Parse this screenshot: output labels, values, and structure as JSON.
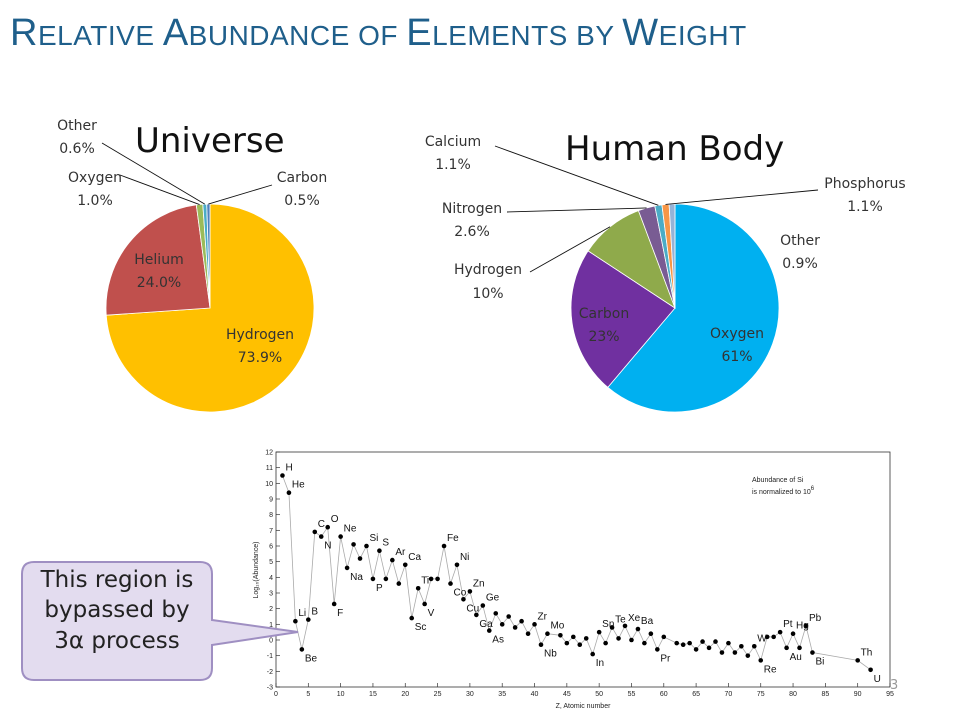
{
  "slide": {
    "title_parts": [
      {
        "text": "R",
        "size": "big"
      },
      {
        "text": "ELATIVE ",
        "size": "small"
      },
      {
        "text": "A",
        "size": "big"
      },
      {
        "text": "BUNDANCE OF ",
        "size": "small"
      },
      {
        "text": "E",
        "size": "big"
      },
      {
        "text": "LEMENTS BY ",
        "size": "small"
      },
      {
        "text": "W",
        "size": "big"
      },
      {
        "text": "EIGHT",
        "size": "small"
      }
    ],
    "slide_number": "3",
    "callout": {
      "text_lines": [
        "This region is",
        "bypassed by",
        "3α process"
      ],
      "fill": "#e3dcef",
      "stroke": "#9f8fc2"
    }
  },
  "chart_data": [
    {
      "type": "pie",
      "title": "Universe",
      "slices": [
        {
          "name": "Hydrogen",
          "label": "73.9%",
          "value": 73.9,
          "color": "#ffc000"
        },
        {
          "name": "Helium",
          "label": "24.0%",
          "value": 24.0,
          "color": "#c0504d"
        },
        {
          "name": "Oxygen",
          "label": "1.0%",
          "value": 1.0,
          "color": "#9bbb59"
        },
        {
          "name": "Other",
          "label": "0.6%",
          "value": 0.6,
          "color": "#4bacc6"
        },
        {
          "name": "Carbon",
          "label": "0.5%",
          "value": 0.5,
          "color": "#4f81bd"
        }
      ]
    },
    {
      "type": "pie",
      "title": "Human Body",
      "slices": [
        {
          "name": "Oxygen",
          "label": "61%",
          "value": 61,
          "color": "#00b0f0"
        },
        {
          "name": "Carbon",
          "label": "23%",
          "value": 23,
          "color": "#7030a0"
        },
        {
          "name": "Hydrogen",
          "label": "10%",
          "value": 10,
          "color": "#8faa4b"
        },
        {
          "name": "Nitrogen",
          "label": "2.6%",
          "value": 2.6,
          "color": "#795c93"
        },
        {
          "name": "Calcium",
          "label": "1.1%",
          "value": 1.1,
          "color": "#4bacc6"
        },
        {
          "name": "Phosphorus",
          "label": "1.1%",
          "value": 1.1,
          "color": "#f79646"
        },
        {
          "name": "Other",
          "label": "0.9%",
          "value": 0.9,
          "color": "#95b3d7"
        }
      ]
    },
    {
      "type": "line",
      "title": "",
      "xlabel": "Z, Atomic number",
      "ylabel": "Log₁₀(Abundance)",
      "xlim": [
        0,
        95
      ],
      "ylim": [
        -3,
        12
      ],
      "xticks": [
        0,
        5,
        10,
        15,
        20,
        25,
        30,
        35,
        40,
        45,
        50,
        55,
        60,
        65,
        70,
        75,
        80,
        85,
        90,
        95
      ],
      "yticks": [
        -3,
        -2,
        -1,
        0,
        1,
        2,
        3,
        4,
        5,
        6,
        7,
        8,
        9,
        10,
        11,
        12
      ],
      "annotation": [
        "Abundance of Si",
        "is normalized to 10",
        "6"
      ],
      "element_labels": [
        {
          "z": 1,
          "text": "H"
        },
        {
          "z": 2,
          "text": "He"
        },
        {
          "z": 3,
          "text": "Li"
        },
        {
          "z": 4,
          "text": "Be"
        },
        {
          "z": 5,
          "text": "B"
        },
        {
          "z": 6,
          "text": "C"
        },
        {
          "z": 7,
          "text": "N"
        },
        {
          "z": 8,
          "text": "O"
        },
        {
          "z": 9,
          "text": "F"
        },
        {
          "z": 10,
          "text": "Ne"
        },
        {
          "z": 11,
          "text": "Na"
        },
        {
          "z": 14,
          "text": "Si"
        },
        {
          "z": 15,
          "text": "P"
        },
        {
          "z": 16,
          "text": "S"
        },
        {
          "z": 18,
          "text": "Ar"
        },
        {
          "z": 20,
          "text": "Ca"
        },
        {
          "z": 21,
          "text": "Sc"
        },
        {
          "z": 22,
          "text": "Ti"
        },
        {
          "z": 23,
          "text": "V"
        },
        {
          "z": 26,
          "text": "Fe"
        },
        {
          "z": 27,
          "text": "Co"
        },
        {
          "z": 28,
          "text": "Ni"
        },
        {
          "z": 29,
          "text": "Cu"
        },
        {
          "z": 30,
          "text": "Zn"
        },
        {
          "z": 31,
          "text": "Ga"
        },
        {
          "z": 32,
          "text": "Ge"
        },
        {
          "z": 33,
          "text": "As"
        },
        {
          "z": 40,
          "text": "Zr"
        },
        {
          "z": 41,
          "text": "Nb"
        },
        {
          "z": 42,
          "text": "Mo"
        },
        {
          "z": 49,
          "text": "In"
        },
        {
          "z": 50,
          "text": "Sn"
        },
        {
          "z": 52,
          "text": "Te"
        },
        {
          "z": 54,
          "text": "Xe"
        },
        {
          "z": 56,
          "text": "Ba"
        },
        {
          "z": 59,
          "text": "Pr"
        },
        {
          "z": 74,
          "text": "W"
        },
        {
          "z": 75,
          "text": "Re"
        },
        {
          "z": 78,
          "text": "Pt"
        },
        {
          "z": 79,
          "text": "Au"
        },
        {
          "z": 80,
          "text": "Hg"
        },
        {
          "z": 82,
          "text": "Pb"
        },
        {
          "z": 83,
          "text": "Bi"
        },
        {
          "z": 90,
          "text": "Th"
        },
        {
          "z": 92,
          "text": "U"
        }
      ],
      "series": [
        {
          "x": [
            1,
            2,
            3,
            4,
            5,
            6,
            7,
            8,
            9,
            10,
            11,
            12,
            13,
            14,
            15,
            16,
            17,
            18,
            19,
            20,
            21,
            22,
            23,
            24,
            25,
            26,
            27,
            28,
            29,
            30,
            31,
            32,
            33,
            34,
            35,
            36,
            37,
            38,
            39,
            40,
            41,
            42,
            44,
            45,
            46,
            47,
            48,
            49,
            50,
            51,
            52,
            53,
            54,
            55,
            56,
            57,
            58,
            59,
            60,
            62,
            63,
            64,
            65,
            66,
            67,
            68,
            69,
            70,
            71,
            72,
            73,
            74,
            75,
            76,
            77,
            78,
            79,
            80,
            81,
            82,
            83,
            90,
            92
          ],
          "values": [
            10.5,
            9.4,
            1.2,
            -0.6,
            1.3,
            6.9,
            6.6,
            7.2,
            2.3,
            6.6,
            4.6,
            6.1,
            5.2,
            6.0,
            3.9,
            5.7,
            3.9,
            5.1,
            3.6,
            4.8,
            1.4,
            3.3,
            2.3,
            3.9,
            3.9,
            6.0,
            3.6,
            4.8,
            2.6,
            3.1,
            1.6,
            2.2,
            0.6,
            1.7,
            1.0,
            1.5,
            0.8,
            1.2,
            0.4,
            1.0,
            -0.3,
            0.4,
            0.3,
            -0.2,
            0.2,
            -0.3,
            0.1,
            -0.9,
            0.5,
            -0.2,
            0.8,
            0.1,
            0.9,
            0.0,
            0.7,
            -0.2,
            0.4,
            -0.6,
            0.2,
            -0.2,
            -0.3,
            -0.2,
            -0.6,
            -0.1,
            -0.5,
            -0.1,
            -0.8,
            -0.2,
            -0.8,
            -0.4,
            -1.0,
            -0.4,
            -1.3,
            0.2,
            0.2,
            0.5,
            -0.5,
            0.4,
            -0.5,
            0.9,
            -0.8,
            -1.3,
            -1.9
          ]
        }
      ]
    }
  ]
}
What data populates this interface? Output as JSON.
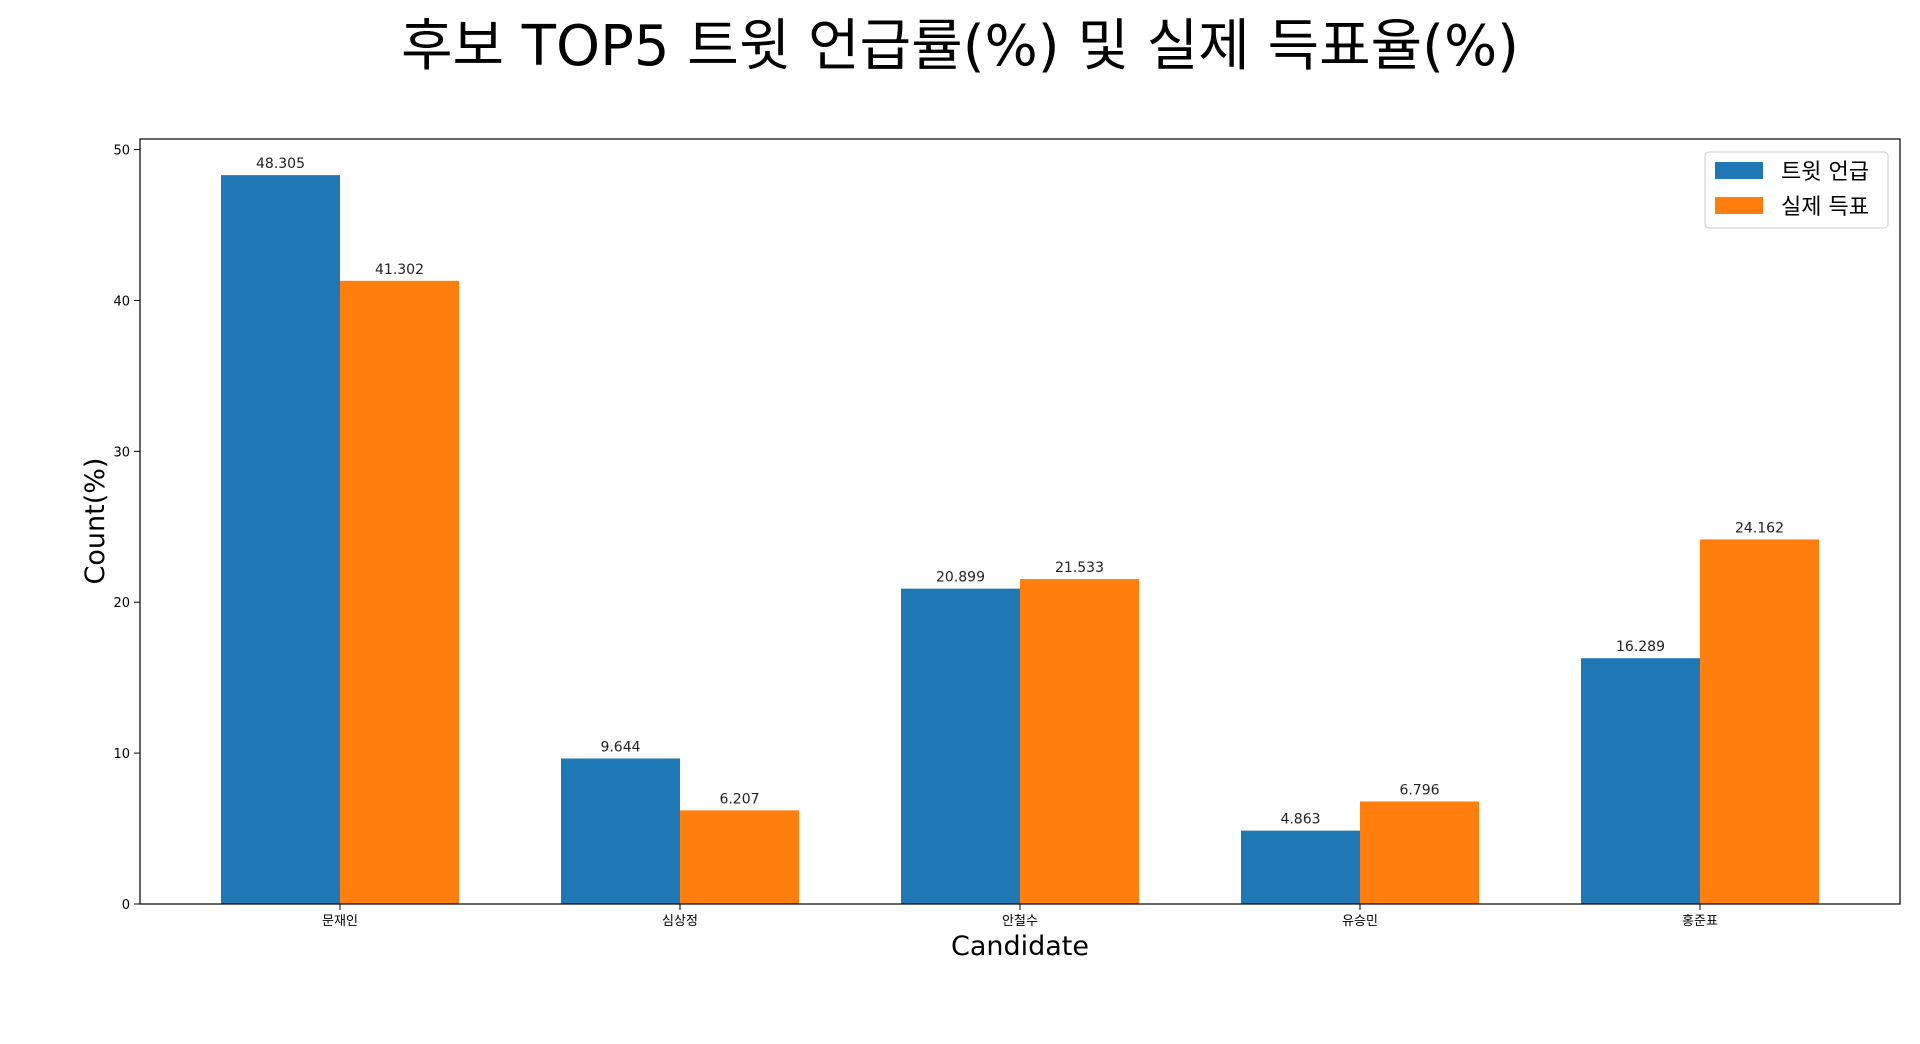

● **Problem to solve**: Set down the material above as is, without any pictures.

● **Right answer**:
Parse this screenshot: output labels, values, and structure as JSON.
{
  "slide": {
    "title_parts": [
      {
        "text": "R",
        "size": "big"
      },
      {
        "text": "ELATIVE ",
        "size": "small"
      },
      {
        "text": "A",
        "size": "big"
      },
      {
        "text": "BUNDANCE OF ",
        "size": "small"
      },
      {
        "text": "E",
        "size": "big"
      },
      {
        "text": "LEMENTS BY ",
        "size": "small"
      },
      {
        "text": "W",
        "size": "big"
      },
      {
        "text": "EIGHT",
        "size": "small"
      }
    ],
    "slide_number": "3",
    "callout": {
      "text_lines": [
        "This region is",
        "bypassed by",
        "3α process"
      ],
      "fill": "#e3dcef",
      "stroke": "#9f8fc2"
    }
  },
  "chart_data": [
    {
      "type": "pie",
      "title": "Universe",
      "slices": [
        {
          "name": "Hydrogen",
          "label": "73.9%",
          "value": 73.9,
          "color": "#ffc000"
        },
        {
          "name": "Helium",
          "label": "24.0%",
          "value": 24.0,
          "color": "#c0504d"
        },
        {
          "name": "Oxygen",
          "label": "1.0%",
          "value": 1.0,
          "color": "#9bbb59"
        },
        {
          "name": "Other",
          "label": "0.6%",
          "value": 0.6,
          "color": "#4bacc6"
        },
        {
          "name": "Carbon",
          "label": "0.5%",
          "value": 0.5,
          "color": "#4f81bd"
        }
      ]
    },
    {
      "type": "pie",
      "title": "Human Body",
      "slices": [
        {
          "name": "Oxygen",
          "label": "61%",
          "value": 61,
          "color": "#00b0f0"
        },
        {
          "name": "Carbon",
          "label": "23%",
          "value": 23,
          "color": "#7030a0"
        },
        {
          "name": "Hydrogen",
          "label": "10%",
          "value": 10,
          "color": "#8faa4b"
        },
        {
          "name": "Nitrogen",
          "label": "2.6%",
          "value": 2.6,
          "color": "#795c93"
        },
        {
          "name": "Calcium",
          "label": "1.1%",
          "value": 1.1,
          "color": "#4bacc6"
        },
        {
          "name": "Phosphorus",
          "label": "1.1%",
          "value": 1.1,
          "color": "#f79646"
        },
        {
          "name": "Other",
          "label": "0.9%",
          "value": 0.9,
          "color": "#95b3d7"
        }
      ]
    },
    {
      "type": "line",
      "title": "",
      "xlabel": "Z, Atomic number",
      "ylabel": "Log₁₀(Abundance)",
      "xlim": [
        0,
        95
      ],
      "ylim": [
        -3,
        12
      ],
      "xticks": [
        0,
        5,
        10,
        15,
        20,
        25,
        30,
        35,
        40,
        45,
        50,
        55,
        60,
        65,
        70,
        75,
        80,
        85,
        90,
        95
      ],
      "yticks": [
        -3,
        -2,
        -1,
        0,
        1,
        2,
        3,
        4,
        5,
        6,
        7,
        8,
        9,
        10,
        11,
        12
      ],
      "annotation": [
        "Abundance of Si",
        "is normalized to 10",
        "6"
      ],
      "element_labels": [
        {
          "z": 1,
          "text": "H"
        },
        {
          "z": 2,
          "text": "He"
        },
        {
          "z": 3,
          "text": "Li"
        },
        {
          "z": 4,
          "text": "Be"
        },
        {
          "z": 5,
          "text": "B"
        },
        {
          "z": 6,
          "text": "C"
        },
        {
          "z": 7,
          "text": "N"
        },
        {
          "z": 8,
          "text": "O"
        },
        {
          "z": 9,
          "text": "F"
        },
        {
          "z": 10,
          "text": "Ne"
        },
        {
          "z": 11,
          "text": "Na"
        },
        {
          "z": 14,
          "text": "Si"
        },
        {
          "z": 15,
          "text": "P"
        },
        {
          "z": 16,
          "text": "S"
        },
        {
          "z": 18,
          "text": "Ar"
        },
        {
          "z": 20,
          "text": "Ca"
        },
        {
          "z": 21,
          "text": "Sc"
        },
        {
          "z": 22,
          "text": "Ti"
        },
        {
          "z": 23,
          "text": "V"
        },
        {
          "z": 26,
          "text": "Fe"
        },
        {
          "z": 27,
          "text": "Co"
        },
        {
          "z": 28,
          "text": "Ni"
        },
        {
          "z": 29,
          "text": "Cu"
        },
        {
          "z": 30,
          "text": "Zn"
        },
        {
          "z": 31,
          "text": "Ga"
        },
        {
          "z": 32,
          "text": "Ge"
        },
        {
          "z": 33,
          "text": "As"
        },
        {
          "z": 40,
          "text": "Zr"
        },
        {
          "z": 41,
          "text": "Nb"
        },
        {
          "z": 42,
          "text": "Mo"
        },
        {
          "z": 49,
          "text": "In"
        },
        {
          "z": 50,
          "text": "Sn"
        },
        {
          "z": 52,
          "text": "Te"
        },
        {
          "z": 54,
          "text": "Xe"
        },
        {
          "z": 56,
          "text": "Ba"
        },
        {
          "z": 59,
          "text": "Pr"
        },
        {
          "z": 74,
          "text": "W"
        },
        {
          "z": 75,
          "text": "Re"
        },
        {
          "z": 78,
          "text": "Pt"
        },
        {
          "z": 79,
          "text": "Au"
        },
        {
          "z": 80,
          "text": "Hg"
        },
        {
          "z": 82,
          "text": "Pb"
        },
        {
          "z": 83,
          "text": "Bi"
        },
        {
          "z": 90,
          "text": "Th"
        },
        {
          "z": 92,
          "text": "U"
        }
      ],
      "series": [
        {
          "x": [
            1,
            2,
            3,
            4,
            5,
            6,
            7,
            8,
            9,
            10,
            11,
            12,
            13,
            14,
            15,
            16,
            17,
            18,
            19,
            20,
            21,
            22,
            23,
            24,
            25,
            26,
            27,
            28,
            29,
            30,
            31,
            32,
            33,
            34,
            35,
            36,
            37,
            38,
            39,
            40,
            41,
            42,
            44,
            45,
            46,
            47,
            48,
            49,
            50,
            51,
            52,
            53,
            54,
            55,
            56,
            57,
            58,
            59,
            60,
            62,
            63,
            64,
            65,
            66,
            67,
            68,
            69,
            70,
            71,
            72,
            73,
            74,
            75,
            76,
            77,
            78,
            79,
            80,
            81,
            82,
            83,
            90,
            92
          ],
          "values": [
            10.5,
            9.4,
            1.2,
            -0.6,
            1.3,
            6.9,
            6.6,
            7.2,
            2.3,
            6.6,
            4.6,
            6.1,
            5.2,
            6.0,
            3.9,
            5.7,
            3.9,
            5.1,
            3.6,
            4.8,
            1.4,
            3.3,
            2.3,
            3.9,
            3.9,
            6.0,
            3.6,
            4.8,
            2.6,
            3.1,
            1.6,
            2.2,
            0.6,
            1.7,
            1.0,
            1.5,
            0.8,
            1.2,
            0.4,
            1.0,
            -0.3,
            0.4,
            0.3,
            -0.2,
            0.2,
            -0.3,
            0.1,
            -0.9,
            0.5,
            -0.2,
            0.8,
            0.1,
            0.9,
            0.0,
            0.7,
            -0.2,
            0.4,
            -0.6,
            0.2,
            -0.2,
            -0.3,
            -0.2,
            -0.6,
            -0.1,
            -0.5,
            -0.1,
            -0.8,
            -0.2,
            -0.8,
            -0.4,
            -1.0,
            -0.4,
            -1.3,
            0.2,
            0.2,
            0.5,
            -0.5,
            0.4,
            -0.5,
            0.9,
            -0.8,
            -1.3,
            -1.9
          ]
        }
      ]
    }
  ]
}
What data populates this interface? Output as JSON.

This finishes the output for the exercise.